STATED PROBLEM 1:
Answer these questions about the sucker fish text:
(a) How many species of sucker fish are there in the world?
(b) What is the rough size range of most sucker fish?
(c) In which river does the bigmouth buffalo fish live near the Campbell Site?

DOCUMENT EXCERPT:
━━━━━━━━━━━━━━━━━━━━

There are more than eighty species of sucker fish in the world with the vast majority being in the eastern half of North America.  For eons these plentiful suckers, which are related to common minnows and carp, have been used as food by people living around the many slow moving rivers, streams, ponds and swamps from Texas north to Minnesota and eastward to and covering the entire coastal land adjacent the Atlantic Ocean.  Many, if not most, of these sucker fish are reasonably small, in the roughly four to ten inches long size range.  But a few particular ones grow considerably larger than that.  The bigmouth buffalo fish (Lctiobus cyprinellus) can reach more than four feet in length and more than fifty pounds in weight which should provide a few meals.  And since it likes to live in deep and/or shallow and unhurried waters, the huge fish was and can be, even today, easily caught with rod and reel or speared or netted. This large member of the sucker family also goes by such regional names as roundhead, redhead buffalo, Bernard buffalo and gourd head.  Today it certainly lives in the Mississippi River near the location of the ancient Campbell Site and is eaten as voraciously in our times as it was, by the natives, a few hundred years ago.

━━━━━━━━━━━━━━━━━━━━

(Part of a data file)
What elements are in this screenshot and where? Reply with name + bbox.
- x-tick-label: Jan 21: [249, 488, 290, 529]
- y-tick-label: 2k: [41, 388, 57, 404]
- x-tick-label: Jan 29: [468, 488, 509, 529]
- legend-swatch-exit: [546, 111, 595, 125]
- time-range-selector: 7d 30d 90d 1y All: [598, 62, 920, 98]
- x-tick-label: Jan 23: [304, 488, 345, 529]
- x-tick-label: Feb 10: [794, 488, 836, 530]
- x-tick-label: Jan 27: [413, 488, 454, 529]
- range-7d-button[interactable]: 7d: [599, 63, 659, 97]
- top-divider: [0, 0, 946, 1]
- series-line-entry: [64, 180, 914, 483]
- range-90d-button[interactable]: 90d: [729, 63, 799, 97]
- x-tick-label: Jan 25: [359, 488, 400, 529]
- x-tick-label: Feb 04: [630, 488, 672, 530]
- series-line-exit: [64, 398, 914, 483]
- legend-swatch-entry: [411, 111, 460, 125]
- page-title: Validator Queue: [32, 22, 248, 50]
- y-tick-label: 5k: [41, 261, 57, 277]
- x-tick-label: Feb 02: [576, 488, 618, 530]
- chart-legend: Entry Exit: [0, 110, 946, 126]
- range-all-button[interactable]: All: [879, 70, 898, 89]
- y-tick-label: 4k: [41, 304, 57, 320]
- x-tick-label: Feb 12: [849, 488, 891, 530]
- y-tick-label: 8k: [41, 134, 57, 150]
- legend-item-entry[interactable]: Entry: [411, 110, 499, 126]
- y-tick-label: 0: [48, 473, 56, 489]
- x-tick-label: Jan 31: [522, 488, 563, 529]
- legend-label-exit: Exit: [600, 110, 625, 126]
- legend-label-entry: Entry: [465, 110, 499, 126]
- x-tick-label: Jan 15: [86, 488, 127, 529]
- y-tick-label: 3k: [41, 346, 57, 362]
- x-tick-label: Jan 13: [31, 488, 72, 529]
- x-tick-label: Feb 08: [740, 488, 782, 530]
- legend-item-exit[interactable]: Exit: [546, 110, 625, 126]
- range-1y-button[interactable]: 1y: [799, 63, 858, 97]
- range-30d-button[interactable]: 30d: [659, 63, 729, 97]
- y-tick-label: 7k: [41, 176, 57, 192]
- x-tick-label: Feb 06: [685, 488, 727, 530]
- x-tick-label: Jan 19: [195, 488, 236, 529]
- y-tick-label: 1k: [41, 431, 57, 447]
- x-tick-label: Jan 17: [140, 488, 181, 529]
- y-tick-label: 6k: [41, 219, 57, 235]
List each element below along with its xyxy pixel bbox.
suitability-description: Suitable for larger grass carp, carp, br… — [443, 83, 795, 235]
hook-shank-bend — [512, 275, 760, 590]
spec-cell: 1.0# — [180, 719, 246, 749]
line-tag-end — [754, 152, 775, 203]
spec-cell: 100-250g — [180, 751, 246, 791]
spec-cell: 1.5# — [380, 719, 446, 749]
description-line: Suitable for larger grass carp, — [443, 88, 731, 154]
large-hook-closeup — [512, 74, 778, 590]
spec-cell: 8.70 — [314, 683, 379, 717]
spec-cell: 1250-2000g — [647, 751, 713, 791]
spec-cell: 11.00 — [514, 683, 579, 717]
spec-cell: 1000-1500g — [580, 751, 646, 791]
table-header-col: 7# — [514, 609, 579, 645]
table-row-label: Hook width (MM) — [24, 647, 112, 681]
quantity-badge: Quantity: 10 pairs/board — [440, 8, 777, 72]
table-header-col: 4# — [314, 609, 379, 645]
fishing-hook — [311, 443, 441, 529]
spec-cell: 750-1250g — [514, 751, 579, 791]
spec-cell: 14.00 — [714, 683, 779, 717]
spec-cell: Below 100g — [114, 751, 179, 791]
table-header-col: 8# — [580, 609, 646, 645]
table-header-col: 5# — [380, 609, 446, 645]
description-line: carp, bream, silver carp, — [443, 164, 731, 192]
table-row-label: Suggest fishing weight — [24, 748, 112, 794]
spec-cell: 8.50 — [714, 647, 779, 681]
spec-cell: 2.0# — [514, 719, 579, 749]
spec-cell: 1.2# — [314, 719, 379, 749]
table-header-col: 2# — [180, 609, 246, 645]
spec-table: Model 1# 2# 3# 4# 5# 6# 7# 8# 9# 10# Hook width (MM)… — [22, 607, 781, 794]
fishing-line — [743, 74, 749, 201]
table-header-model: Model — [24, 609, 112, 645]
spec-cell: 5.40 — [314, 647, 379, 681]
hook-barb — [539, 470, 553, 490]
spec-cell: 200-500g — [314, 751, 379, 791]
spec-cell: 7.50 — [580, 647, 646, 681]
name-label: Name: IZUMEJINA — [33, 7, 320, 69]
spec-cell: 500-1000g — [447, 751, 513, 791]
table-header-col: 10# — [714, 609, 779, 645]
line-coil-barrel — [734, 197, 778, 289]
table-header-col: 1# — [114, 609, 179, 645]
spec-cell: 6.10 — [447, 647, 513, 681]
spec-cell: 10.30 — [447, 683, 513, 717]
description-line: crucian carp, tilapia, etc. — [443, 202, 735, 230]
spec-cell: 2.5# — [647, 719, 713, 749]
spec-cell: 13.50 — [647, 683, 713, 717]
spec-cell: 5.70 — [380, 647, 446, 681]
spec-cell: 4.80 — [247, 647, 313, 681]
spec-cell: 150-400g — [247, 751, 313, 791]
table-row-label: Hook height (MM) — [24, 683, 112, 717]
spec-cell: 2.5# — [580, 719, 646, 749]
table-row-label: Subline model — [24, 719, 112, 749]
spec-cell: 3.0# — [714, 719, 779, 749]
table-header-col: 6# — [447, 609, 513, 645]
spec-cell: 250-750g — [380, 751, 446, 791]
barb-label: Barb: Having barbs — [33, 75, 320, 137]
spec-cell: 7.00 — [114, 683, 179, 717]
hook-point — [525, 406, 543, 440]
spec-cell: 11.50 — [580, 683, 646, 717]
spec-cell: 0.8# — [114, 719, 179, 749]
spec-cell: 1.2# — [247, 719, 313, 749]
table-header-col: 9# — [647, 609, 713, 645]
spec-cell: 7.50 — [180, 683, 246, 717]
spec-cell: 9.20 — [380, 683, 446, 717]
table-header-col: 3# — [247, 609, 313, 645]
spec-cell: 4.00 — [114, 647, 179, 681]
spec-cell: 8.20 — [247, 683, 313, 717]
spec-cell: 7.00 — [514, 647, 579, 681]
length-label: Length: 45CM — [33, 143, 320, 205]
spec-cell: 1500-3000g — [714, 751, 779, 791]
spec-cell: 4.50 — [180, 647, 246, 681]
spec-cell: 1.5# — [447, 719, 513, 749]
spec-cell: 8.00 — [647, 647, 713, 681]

━━━━━━━━━━━━━━━━━━━━

STATED PROBLEM 2: Transcribe the rows word for word, from the first row of the data file up to and including the line with "- x-tick-label: Jan 15: [86, 488, 127, 529]".

EXPECTED OUTPUT 1:
(a) More than eighty.
(b) Roughly four to ten inches long.
(c) The Mississippi River.

EXPECTED OUTPUT 2:
What elements are in this screenshot and where? Reply with name + bbox.
- x-tick-label: Jan 21: [249, 488, 290, 529]
- y-tick-label: 2k: [41, 388, 57, 404]
- x-tick-label: Jan 29: [468, 488, 509, 529]
- legend-swatch-exit: [546, 111, 595, 125]
- time-range-selector: 7d 30d 90d 1y All: [598, 62, 920, 98]
- x-tick-label: Jan 23: [304, 488, 345, 529]
- x-tick-label: Feb 10: [794, 488, 836, 530]
- x-tick-label: Jan 27: [413, 488, 454, 529]
- range-7d-button[interactable]: 7d: [599, 63, 659, 97]
- top-divider: [0, 0, 946, 1]
- series-line-entry: [64, 180, 914, 483]
- range-90d-button[interactable]: 90d: [729, 63, 799, 97]
- x-tick-label: Jan 25: [359, 488, 400, 529]
- x-tick-label: Feb 04: [630, 488, 672, 530]
- series-line-exit: [64, 398, 914, 483]
- legend-swatch-entry: [411, 111, 460, 125]
- page-title: Validator Queue: [32, 22, 248, 50]
- y-tick-label: 5k: [41, 261, 57, 277]
- x-tick-label: Feb 02: [576, 488, 618, 530]
- chart-legend: Entry Exit: [0, 110, 946, 126]
- range-all-button[interactable]: All: [879, 70, 898, 89]
- y-tick-label: 4k: [41, 304, 57, 320]
- x-tick-label: Feb 12: [849, 488, 891, 530]
- y-tick-label: 8k: [41, 134, 57, 150]
- legend-item-entry[interactable]: Entry: [411, 110, 499, 126]
- y-tick-label: 0: [48, 473, 56, 489]
- x-tick-label: Jan 31: [522, 488, 563, 529]
- legend-label-exit: Exit: [600, 110, 625, 126]
- legend-label-entry: Entry: [465, 110, 499, 126]
- x-tick-label: Jan 15: [86, 488, 127, 529]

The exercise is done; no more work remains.